### STORED RECORDS

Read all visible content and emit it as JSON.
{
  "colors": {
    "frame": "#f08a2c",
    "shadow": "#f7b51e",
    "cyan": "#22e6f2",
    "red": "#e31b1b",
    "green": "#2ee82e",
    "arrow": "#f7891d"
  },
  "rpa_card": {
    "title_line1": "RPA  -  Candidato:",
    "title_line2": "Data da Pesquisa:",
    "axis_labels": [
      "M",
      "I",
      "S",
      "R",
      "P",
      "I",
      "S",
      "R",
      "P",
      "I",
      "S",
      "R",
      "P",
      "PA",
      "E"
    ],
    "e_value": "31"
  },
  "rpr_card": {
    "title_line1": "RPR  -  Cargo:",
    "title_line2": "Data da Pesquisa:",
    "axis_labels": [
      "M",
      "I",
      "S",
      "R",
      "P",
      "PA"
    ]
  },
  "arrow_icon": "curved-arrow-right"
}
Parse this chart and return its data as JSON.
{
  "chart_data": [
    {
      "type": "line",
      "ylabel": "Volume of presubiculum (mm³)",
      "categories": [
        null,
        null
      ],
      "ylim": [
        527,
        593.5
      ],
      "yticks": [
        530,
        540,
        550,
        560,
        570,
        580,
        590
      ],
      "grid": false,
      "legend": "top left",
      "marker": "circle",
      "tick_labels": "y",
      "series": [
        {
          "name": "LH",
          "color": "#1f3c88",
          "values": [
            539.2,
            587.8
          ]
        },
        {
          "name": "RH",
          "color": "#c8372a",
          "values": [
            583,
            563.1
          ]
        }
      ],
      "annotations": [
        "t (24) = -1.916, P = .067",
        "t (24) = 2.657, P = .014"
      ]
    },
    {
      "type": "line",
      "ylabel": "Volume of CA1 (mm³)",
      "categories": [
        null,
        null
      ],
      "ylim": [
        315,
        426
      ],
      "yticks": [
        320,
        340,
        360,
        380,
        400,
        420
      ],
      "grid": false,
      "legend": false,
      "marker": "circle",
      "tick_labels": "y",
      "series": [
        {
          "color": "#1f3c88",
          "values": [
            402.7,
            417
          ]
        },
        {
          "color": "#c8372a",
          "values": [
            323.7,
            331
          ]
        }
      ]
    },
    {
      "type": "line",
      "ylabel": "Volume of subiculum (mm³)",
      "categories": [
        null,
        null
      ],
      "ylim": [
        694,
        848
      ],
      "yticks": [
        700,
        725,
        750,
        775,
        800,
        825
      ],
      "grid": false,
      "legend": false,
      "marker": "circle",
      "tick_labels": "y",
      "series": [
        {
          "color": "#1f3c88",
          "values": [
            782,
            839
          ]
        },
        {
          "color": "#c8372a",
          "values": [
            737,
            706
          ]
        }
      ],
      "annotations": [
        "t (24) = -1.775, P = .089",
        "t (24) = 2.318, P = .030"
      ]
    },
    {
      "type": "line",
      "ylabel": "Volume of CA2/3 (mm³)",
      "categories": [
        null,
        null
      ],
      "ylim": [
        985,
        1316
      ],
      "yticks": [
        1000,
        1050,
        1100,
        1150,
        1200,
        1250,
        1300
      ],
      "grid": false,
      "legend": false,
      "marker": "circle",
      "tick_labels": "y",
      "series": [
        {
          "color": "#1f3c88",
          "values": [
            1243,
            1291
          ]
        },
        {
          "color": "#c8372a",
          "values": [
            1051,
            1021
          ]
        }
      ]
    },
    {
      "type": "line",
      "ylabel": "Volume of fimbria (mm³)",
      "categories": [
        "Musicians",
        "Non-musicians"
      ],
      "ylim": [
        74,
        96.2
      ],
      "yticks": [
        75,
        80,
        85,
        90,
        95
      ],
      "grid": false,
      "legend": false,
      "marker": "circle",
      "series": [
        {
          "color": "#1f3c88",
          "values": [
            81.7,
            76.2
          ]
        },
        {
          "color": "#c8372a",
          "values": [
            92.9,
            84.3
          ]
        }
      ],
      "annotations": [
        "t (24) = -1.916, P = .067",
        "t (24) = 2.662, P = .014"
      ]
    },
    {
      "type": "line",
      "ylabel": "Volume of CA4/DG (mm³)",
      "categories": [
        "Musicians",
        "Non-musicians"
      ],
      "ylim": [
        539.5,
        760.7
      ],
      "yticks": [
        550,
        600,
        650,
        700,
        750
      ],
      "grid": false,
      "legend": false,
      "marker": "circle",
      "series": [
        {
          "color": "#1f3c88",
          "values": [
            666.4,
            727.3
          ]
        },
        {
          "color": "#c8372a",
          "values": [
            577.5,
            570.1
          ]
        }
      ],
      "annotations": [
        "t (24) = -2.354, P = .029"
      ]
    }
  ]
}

######

**STATED PROBLEM:**
Reproduce the material in full, with no word added or dropped.

**RESPONSE TO THIS EXERCISE:**
Read all visible content and emit it as JSON.
{
  "colors": {
    "frame": "#f08a2c",
    "shadow": "#f7b51e",
    "cyan": "#22e6f2",
    "red": "#e31b1b",
    "green": "#2ee82e",
    "arrow": "#f7891d"
  },
  "rpa_card": {
    "title_line1": "RPA  -  Candidato:",
    "title_line2": "Data da Pesquisa:",
    "axis_labels": [
      "M",
      "I",
      "S",
      "R",
      "P",
      "I",
      "S",
      "R",
      "P",
      "I",
      "S",
      "R",
      "P",
      "PA",
      "E"
    ],
    "e_value": "31"
  },
  "rpr_card": {
    "title_line1": "RPR  -  Cargo:",
    "title_line2": "Data da Pesquisa:",
    "axis_labels": [
      "M",
      "I",
      "S",
      "R",
      "P",
      "PA"
    ]
  },
  "arrow_icon": "curved-arrow-right"
}
Parse this chart and return its data as JSON.
{
  "chart_data": [
    {
      "type": "line",
      "ylabel": "Volume of presubiculum (mm³)",
      "categories": [
        null,
        null
      ],
      "ylim": [
        527,
        593.5
      ],
      "yticks": [
        530,
        540,
        550,
        560,
        570,
        580,
        590
      ],
      "grid": false,
      "legend": "top left",
      "marker": "circle",
      "tick_labels": "y",
      "series": [
        {
          "name": "LH",
          "color": "#1f3c88",
          "values": [
            539.2,
            587.8
          ]
        },
        {
          "name": "RH",
          "color": "#c8372a",
          "values": [
            583,
            563.1
          ]
        }
      ],
      "annotations": [
        "t (24) = -1.916, P = .067",
        "t (24) = 2.657, P = .014"
      ]
    },
    {
      "type": "line",
      "ylabel": "Volume of CA1 (mm³)",
      "categories": [
        null,
        null
      ],
      "ylim": [
        315,
        426
      ],
      "yticks": [
        320,
        340,
        360,
        380,
        400,
        420
      ],
      "grid": false,
      "legend": false,
      "marker": "circle",
      "tick_labels": "y",
      "series": [
        {
          "color": "#1f3c88",
          "values": [
            402.7,
            417
          ]
        },
        {
          "color": "#c8372a",
          "values": [
            323.7,
            331
          ]
        }
      ]
    },
    {
      "type": "line",
      "ylabel": "Volume of subiculum (mm³)",
      "categories": [
        null,
        null
      ],
      "ylim": [
        694,
        848
      ],
      "yticks": [
        700,
        725,
        750,
        775,
        800,
        825
      ],
      "grid": false,
      "legend": false,
      "marker": "circle",
      "tick_labels": "y",
      "series": [
        {
          "color": "#1f3c88",
          "values": [
            782,
            839
          ]
        },
        {
          "color": "#c8372a",
          "values": [
            737,
            706
          ]
        }
      ],
      "annotations": [
        "t (24) = -1.775, P = .089",
        "t (24) = 2.318, P = .030"
      ]
    },
    {
      "type": "line",
      "ylabel": "Volume of CA2/3 (mm³)",
      "categories": [
        null,
        null
      ],
      "ylim": [
        985,
        1316
      ],
      "yticks": [
        1000,
        1050,
        1100,
        1150,
        1200,
        1250,
        1300
      ],
      "grid": false,
      "legend": false,
      "marker": "circle",
      "tick_labels": "y",
      "series": [
        {
          "color": "#1f3c88",
          "values": [
            1243,
            1291
          ]
        },
        {
          "color": "#c8372a",
          "values": [
            1051,
            1021
          ]
        }
      ]
    },
    {
      "type": "line",
      "ylabel": "Volume of fimbria (mm³)",
      "categories": [
        "Musicians",
        "Non-musicians"
      ],
      "ylim": [
        74,
        96.2
      ],
      "yticks": [
        75,
        80,
        85,
        90,
        95
      ],
      "grid": false,
      "legend": false,
      "marker": "circle",
      "series": [
        {
          "color": "#1f3c88",
          "values": [
            81.7,
            76.2
          ]
        },
        {
          "color": "#c8372a",
          "values": [
            92.9,
            84.3
          ]
        }
      ],
      "annotations": [
        "t (24) = -1.916, P = .067",
        "t (24) = 2.662, P = .014"
      ]
    },
    {
      "type": "line",
      "ylabel": "Volume of CA4/DG (mm³)",
      "categories": [
        "Musicians",
        "Non-musicians"
      ],
      "ylim": [
        539.5,
        760.7
      ],
      "yticks": [
        550,
        600,
        650,
        700,
        750
      ],
      "grid": false,
      "legend": false,
      "marker": "circle",
      "series": [
        {
          "color": "#1f3c88",
          "values": [
            666.4,
            727.3
          ]
        },
        {
          "color": "#c8372a",
          "values": [
            577.5,
            570.1
          ]
        }
      ],
      "annotations": [
        "t (24) = -2.354, P = .029"
      ]
    }
  ]
}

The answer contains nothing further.